Excerpt from a dataset:
· · · · ·

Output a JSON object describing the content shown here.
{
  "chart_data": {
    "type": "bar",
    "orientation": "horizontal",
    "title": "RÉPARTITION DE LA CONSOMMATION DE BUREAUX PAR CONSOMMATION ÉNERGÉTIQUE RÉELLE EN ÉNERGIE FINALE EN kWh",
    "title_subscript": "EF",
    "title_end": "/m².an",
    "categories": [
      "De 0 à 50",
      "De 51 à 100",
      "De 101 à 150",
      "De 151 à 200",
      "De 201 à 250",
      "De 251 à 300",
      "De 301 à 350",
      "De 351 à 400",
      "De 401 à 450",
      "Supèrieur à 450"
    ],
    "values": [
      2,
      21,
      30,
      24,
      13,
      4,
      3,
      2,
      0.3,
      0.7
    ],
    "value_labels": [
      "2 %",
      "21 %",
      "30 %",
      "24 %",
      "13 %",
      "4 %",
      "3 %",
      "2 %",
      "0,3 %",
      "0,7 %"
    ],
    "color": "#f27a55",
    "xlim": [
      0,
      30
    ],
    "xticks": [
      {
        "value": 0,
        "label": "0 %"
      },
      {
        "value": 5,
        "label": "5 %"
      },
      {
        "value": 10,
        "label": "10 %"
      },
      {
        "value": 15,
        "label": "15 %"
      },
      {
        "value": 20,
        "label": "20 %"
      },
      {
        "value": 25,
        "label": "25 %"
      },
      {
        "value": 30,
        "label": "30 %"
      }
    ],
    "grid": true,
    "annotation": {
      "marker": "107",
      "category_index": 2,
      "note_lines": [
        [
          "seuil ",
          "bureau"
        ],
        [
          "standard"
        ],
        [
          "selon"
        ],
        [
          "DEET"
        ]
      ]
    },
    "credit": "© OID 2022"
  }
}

· · · · ·

:: Task ::
Extract the full listing and reproduce each line exactly.

:: Right answer ::
Output a JSON object describing the content shown here.
{
  "chart_data": {
    "type": "bar",
    "orientation": "horizontal",
    "title": "RÉPARTITION DE LA CONSOMMATION DE BUREAUX PAR CONSOMMATION ÉNERGÉTIQUE RÉELLE EN ÉNERGIE FINALE EN kWh",
    "title_subscript": "EF",
    "title_end": "/m².an",
    "categories": [
      "De 0 à 50",
      "De 51 à 100",
      "De 101 à 150",
      "De 151 à 200",
      "De 201 à 250",
      "De 251 à 300",
      "De 301 à 350",
      "De 351 à 400",
      "De 401 à 450",
      "Supèrieur à 450"
    ],
    "values": [
      2,
      21,
      30,
      24,
      13,
      4,
      3,
      2,
      0.3,
      0.7
    ],
    "value_labels": [
      "2 %",
      "21 %",
      "30 %",
      "24 %",
      "13 %",
      "4 %",
      "3 %",
      "2 %",
      "0,3 %",
      "0,7 %"
    ],
    "color": "#f27a55",
    "xlim": [
      0,
      30
    ],
    "xticks": [
      {
        "value": 0,
        "label": "0 %"
      },
      {
        "value": 5,
        "label": "5 %"
      },
      {
        "value": 10,
        "label": "10 %"
      },
      {
        "value": 15,
        "label": "15 %"
      },
      {
        "value": 20,
        "label": "20 %"
      },
      {
        "value": 25,
        "label": "25 %"
      },
      {
        "value": 30,
        "label": "30 %"
      }
    ],
    "grid": true,
    "annotation": {
      "marker": "107",
      "category_index": 2,
      "note_lines": [
        [
          "seuil ",
          "bureau"
        ],
        [
          "standard"
        ],
        [
          "selon"
        ],
        [
          "DEET"
        ]
      ]
    },
    "credit": "© OID 2022"
  }
}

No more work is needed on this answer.